The request:
Reproduce all records verbatim.

Dataset rows:

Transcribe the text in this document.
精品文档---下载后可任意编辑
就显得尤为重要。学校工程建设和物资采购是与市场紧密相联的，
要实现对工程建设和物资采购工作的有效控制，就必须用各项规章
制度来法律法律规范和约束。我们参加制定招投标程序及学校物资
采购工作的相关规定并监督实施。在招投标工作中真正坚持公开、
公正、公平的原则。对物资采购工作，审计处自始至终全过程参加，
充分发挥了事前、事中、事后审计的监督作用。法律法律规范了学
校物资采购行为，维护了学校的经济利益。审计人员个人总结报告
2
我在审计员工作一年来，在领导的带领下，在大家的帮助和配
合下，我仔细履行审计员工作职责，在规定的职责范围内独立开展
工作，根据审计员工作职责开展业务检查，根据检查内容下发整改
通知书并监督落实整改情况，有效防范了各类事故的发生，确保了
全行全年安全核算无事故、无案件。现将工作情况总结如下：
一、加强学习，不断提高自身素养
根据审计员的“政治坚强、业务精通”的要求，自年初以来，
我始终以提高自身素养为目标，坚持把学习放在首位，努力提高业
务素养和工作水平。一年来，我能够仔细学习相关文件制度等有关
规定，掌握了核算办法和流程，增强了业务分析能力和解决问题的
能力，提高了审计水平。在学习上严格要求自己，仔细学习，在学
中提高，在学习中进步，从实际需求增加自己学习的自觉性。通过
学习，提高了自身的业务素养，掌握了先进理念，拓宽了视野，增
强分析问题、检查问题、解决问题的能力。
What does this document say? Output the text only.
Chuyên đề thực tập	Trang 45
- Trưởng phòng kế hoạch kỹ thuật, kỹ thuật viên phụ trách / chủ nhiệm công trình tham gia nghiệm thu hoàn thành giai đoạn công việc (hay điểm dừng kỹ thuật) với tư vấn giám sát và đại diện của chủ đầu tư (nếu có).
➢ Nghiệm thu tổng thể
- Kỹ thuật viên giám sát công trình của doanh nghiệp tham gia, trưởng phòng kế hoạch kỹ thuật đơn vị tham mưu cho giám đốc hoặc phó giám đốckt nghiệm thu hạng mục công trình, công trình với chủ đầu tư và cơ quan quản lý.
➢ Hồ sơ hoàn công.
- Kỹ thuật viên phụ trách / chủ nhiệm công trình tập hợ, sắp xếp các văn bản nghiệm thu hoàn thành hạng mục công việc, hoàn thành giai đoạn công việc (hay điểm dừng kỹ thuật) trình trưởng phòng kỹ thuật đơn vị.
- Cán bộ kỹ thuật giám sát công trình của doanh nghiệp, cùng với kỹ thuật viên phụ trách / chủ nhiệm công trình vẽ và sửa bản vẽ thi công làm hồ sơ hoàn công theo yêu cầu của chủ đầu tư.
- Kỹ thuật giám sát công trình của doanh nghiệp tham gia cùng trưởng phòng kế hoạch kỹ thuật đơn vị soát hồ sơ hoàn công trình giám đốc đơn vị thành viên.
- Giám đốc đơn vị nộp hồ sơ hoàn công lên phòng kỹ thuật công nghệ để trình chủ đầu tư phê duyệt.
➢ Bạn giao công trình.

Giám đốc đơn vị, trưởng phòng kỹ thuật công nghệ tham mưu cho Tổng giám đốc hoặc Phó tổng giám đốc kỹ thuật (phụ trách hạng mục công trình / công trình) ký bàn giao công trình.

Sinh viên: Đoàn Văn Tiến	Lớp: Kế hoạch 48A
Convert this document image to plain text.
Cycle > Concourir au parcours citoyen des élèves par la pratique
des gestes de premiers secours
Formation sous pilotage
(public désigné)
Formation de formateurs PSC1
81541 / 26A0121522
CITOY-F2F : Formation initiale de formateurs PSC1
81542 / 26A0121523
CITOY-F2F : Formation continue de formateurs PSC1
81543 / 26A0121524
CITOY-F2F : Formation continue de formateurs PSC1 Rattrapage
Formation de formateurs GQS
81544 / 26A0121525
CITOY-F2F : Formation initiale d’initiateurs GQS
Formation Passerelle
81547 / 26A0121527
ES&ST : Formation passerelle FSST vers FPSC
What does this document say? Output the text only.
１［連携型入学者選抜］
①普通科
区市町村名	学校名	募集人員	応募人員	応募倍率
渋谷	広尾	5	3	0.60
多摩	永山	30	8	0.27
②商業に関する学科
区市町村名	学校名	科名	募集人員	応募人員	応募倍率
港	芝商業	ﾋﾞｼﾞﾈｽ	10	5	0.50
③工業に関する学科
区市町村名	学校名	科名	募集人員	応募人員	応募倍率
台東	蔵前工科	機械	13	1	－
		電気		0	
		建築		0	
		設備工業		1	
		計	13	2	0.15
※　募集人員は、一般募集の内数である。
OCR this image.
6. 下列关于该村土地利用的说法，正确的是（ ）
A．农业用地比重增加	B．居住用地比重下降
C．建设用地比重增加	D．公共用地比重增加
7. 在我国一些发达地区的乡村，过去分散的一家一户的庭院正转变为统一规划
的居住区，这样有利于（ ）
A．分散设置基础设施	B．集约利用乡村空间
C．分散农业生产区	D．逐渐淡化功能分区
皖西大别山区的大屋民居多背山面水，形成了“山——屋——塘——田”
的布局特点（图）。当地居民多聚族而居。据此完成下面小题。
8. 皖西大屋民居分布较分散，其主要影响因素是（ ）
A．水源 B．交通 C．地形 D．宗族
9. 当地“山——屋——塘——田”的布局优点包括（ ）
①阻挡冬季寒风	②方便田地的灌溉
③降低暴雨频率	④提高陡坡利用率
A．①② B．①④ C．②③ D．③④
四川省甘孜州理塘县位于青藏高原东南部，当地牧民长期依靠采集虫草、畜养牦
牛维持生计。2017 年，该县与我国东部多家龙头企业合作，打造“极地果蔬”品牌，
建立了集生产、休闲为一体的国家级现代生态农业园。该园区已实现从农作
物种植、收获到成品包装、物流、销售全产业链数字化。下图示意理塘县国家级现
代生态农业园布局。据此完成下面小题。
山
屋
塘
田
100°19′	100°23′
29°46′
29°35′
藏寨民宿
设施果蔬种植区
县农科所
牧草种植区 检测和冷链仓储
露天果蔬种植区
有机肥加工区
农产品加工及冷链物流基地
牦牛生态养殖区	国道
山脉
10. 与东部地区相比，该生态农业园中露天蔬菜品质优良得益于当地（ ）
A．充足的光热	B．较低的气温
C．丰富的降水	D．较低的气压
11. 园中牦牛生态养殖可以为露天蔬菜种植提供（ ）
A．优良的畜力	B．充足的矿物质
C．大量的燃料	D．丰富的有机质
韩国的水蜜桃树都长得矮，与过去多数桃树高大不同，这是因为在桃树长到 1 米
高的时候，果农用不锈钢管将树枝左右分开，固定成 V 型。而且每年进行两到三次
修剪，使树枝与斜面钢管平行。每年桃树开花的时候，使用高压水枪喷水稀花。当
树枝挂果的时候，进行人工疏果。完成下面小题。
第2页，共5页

Finished task:
Transcribe the text in this document.
精品文档---下载后可任意编辑
就显得尤为重要。学校工程建设和物资采购是与市场紧密相联的，
要实现对工程建设和物资采购工作的有效控制，就必须用各项规章
制度来法律法律规范和约束。我们参加制定招投标程序及学校物资
采购工作的相关规定并监督实施。在招投标工作中真正坚持公开、
公正、公平的原则。对物资采购工作，审计处自始至终全过程参加，
充分发挥了事前、事中、事后审计的监督作用。法律法律规范了学
校物资采购行为，维护了学校的经济利益。审计人员个人总结报告
2
我在审计员工作一年来，在领导的带领下，在大家的帮助和配
合下，我仔细履行审计员工作职责，在规定的职责范围内独立开展
工作，根据审计员工作职责开展业务检查，根据检查内容下发整改
通知书并监督落实整改情况，有效防范了各类事故的发生，确保了
全行全年安全核算无事故、无案件。现将工作情况总结如下：
一、加强学习，不断提高自身素养
根据审计员的“政治坚强、业务精通”的要求，自年初以来，
我始终以提高自身素养为目标，坚持把学习放在首位，努力提高业
务素养和工作水平。一年来，我能够仔细学习相关文件制度等有关
规定，掌握了核算办法和流程，增强了业务分析能力和解决问题的
能力，提高了审计水平。在学习上严格要求自己，仔细学习，在学
中提高，在学习中进步，从实际需求增加自己学习的自觉性。通过
学习，提高了自身的业务素养，掌握了先进理念，拓宽了视野，增
强分析问题、检查问题、解决问题的能力。
What does this document say? Output the text only.
Chuyên đề thực tập	Trang 45
- Trưởng phòng kế hoạch kỹ thuật, kỹ thuật viên phụ trách / chủ nhiệm công trình tham gia nghiệm thu hoàn thành giai đoạn công việc (hay điểm dừng kỹ thuật) với tư vấn giám sát và đại diện của chủ đầu tư (nếu có).
➢ Nghiệm thu tổng thể
- Kỹ thuật viên giám sát công trình của doanh nghiệp tham gia, trưởng phòng kế hoạch kỹ thuật đơn vị tham mưu cho giám đốc hoặc phó giám đốckt nghiệm thu hạng mục công trình, công trình với chủ đầu tư và cơ quan quản lý.
➢ Hồ sơ hoàn công.
- Kỹ thuật viên phụ trách / chủ nhiệm công trình tập hợ, sắp xếp các văn bản nghiệm thu hoàn thành hạng mục công việc, hoàn thành giai đoạn công việc (hay điểm dừng kỹ thuật) trình trưởng phòng kỹ thuật đơn vị.
- Cán bộ kỹ thuật giám sát công trình của doanh nghiệp, cùng với kỹ thuật viên phụ trách / chủ nhiệm công trình vẽ và sửa bản vẽ thi công làm hồ sơ hoàn công theo yêu cầu của chủ đầu tư.
- Kỹ thuật giám sát công trình của doanh nghiệp tham gia cùng trưởng phòng kế hoạch kỹ thuật đơn vị soát hồ sơ hoàn công trình giám đốc đơn vị thành viên.
- Giám đốc đơn vị nộp hồ sơ hoàn công lên phòng kỹ thuật công nghệ để trình chủ đầu tư phê duyệt.
➢ Bạn giao công trình.

Giám đốc đơn vị, trưởng phòng kỹ thuật công nghệ tham mưu cho Tổng giám đốc hoặc Phó tổng giám đốc kỹ thuật (phụ trách hạng mục công trình / công trình) ký bàn giao công trình.

Sinh viên: Đoàn Văn Tiến	Lớp: Kế hoạch 48A
Convert this document image to plain text.
Cycle > Concourir au parcours citoyen des élèves par la pratique
des gestes de premiers secours
Formation sous pilotage
(public désigné)
Formation de formateurs PSC1
81541 / 26A0121522
CITOY-F2F : Formation initiale de formateurs PSC1
81542 / 26A0121523
CITOY-F2F : Formation continue de formateurs PSC1
81543 / 26A0121524
CITOY-F2F : Formation continue de formateurs PSC1 Rattrapage
Formation de formateurs GQS
81544 / 26A0121525
CITOY-F2F : Formation initiale d’initiateurs GQS
Formation Passerelle
81547 / 26A0121527
ES&ST : Formation passerelle FSST vers FPSC
What does this document say? Output the text only.
１［連携型入学者選抜］
①普通科
区市町村名	学校名	募集人員	応募人員	応募倍率
渋谷	広尾	5	3	0.60
多摩	永山	30	8	0.27
②商業に関する学科
区市町村名	学校名	科名	募集人員	応募人員	応募倍率
港	芝商業	ﾋﾞｼﾞﾈｽ	10	5	0.50
③工業に関する学科
区市町村名	学校名	科名	募集人員	応募人員	応募倍率
台東	蔵前工科	機械	13	1	－
		電気		0	
		建築		0	
		設備工業		1	
		計	13	2	0.15
※　募集人員は、一般募集の内数である。
OCR this image.
6. 下列关于该村土地利用的说法，正确的是（ ）
A．农业用地比重增加	B．居住用地比重下降
C．建设用地比重增加	D．公共用地比重增加
7. 在我国一些发达地区的乡村，过去分散的一家一户的庭院正转变为统一规划
的居住区，这样有利于（ ）
A．分散设置基础设施	B．集约利用乡村空间
C．分散农业生产区	D．逐渐淡化功能分区
皖西大别山区的大屋民居多背山面水，形成了“山——屋——塘——田”
的布局特点（图）。当地居民多聚族而居。据此完成下面小题。
8. 皖西大屋民居分布较分散，其主要影响因素是（ ）
A．水源 B．交通 C．地形 D．宗族
9. 当地“山——屋——塘——田”的布局优点包括（ ）
①阻挡冬季寒风	②方便田地的灌溉
③降低暴雨频率	④提高陡坡利用率
A．①② B．①④ C．②③ D．③④
四川省甘孜州理塘县位于青藏高原东南部，当地牧民长期依靠采集虫草、畜养牦
牛维持生计。2017 年，该县与我国东部多家龙头企业合作，打造“极地果蔬”品牌，
建立了集生产、休闲为一体的国家级现代生态农业园。该园区已实现从农作
物种植、收获到成品包装、物流、销售全产业链数字化。下图示意理塘县国家级现
代生态农业园布局。据此完成下面小题。
山
屋
塘
田
100°19′	100°23′
29°46′
29°35′
藏寨民宿
设施果蔬种植区
县农科所
牧草种植区 检测和冷链仓储
露天果蔬种植区
有机肥加工区
农产品加工及冷链物流基地
牦牛生态养殖区	国道
山脉
10. 与东部地区相比，该生态农业园中露天蔬菜品质优良得益于当地（ ）
A．充足的光热	B．较低的气温
C．丰富的降水	D．较低的气压
11. 园中牦牛生态养殖可以为露天蔬菜种植提供（ ）
A．优良的畜力	B．充足的矿物质
C．大量的燃料	D．丰富的有机质
韩国的水蜜桃树都长得矮，与过去多数桃树高大不同，这是因为在桃树长到 1 米
高的时候，果农用不锈钢管将树枝左右分开，固定成 V 型。而且每年进行两到三次
修剪，使树枝与斜面钢管平行。每年桃树开花的时候，使用高压水枪喷水稀花。当
树枝挂果的时候，进行人工疏果。完成下面小题。
第2页，共5页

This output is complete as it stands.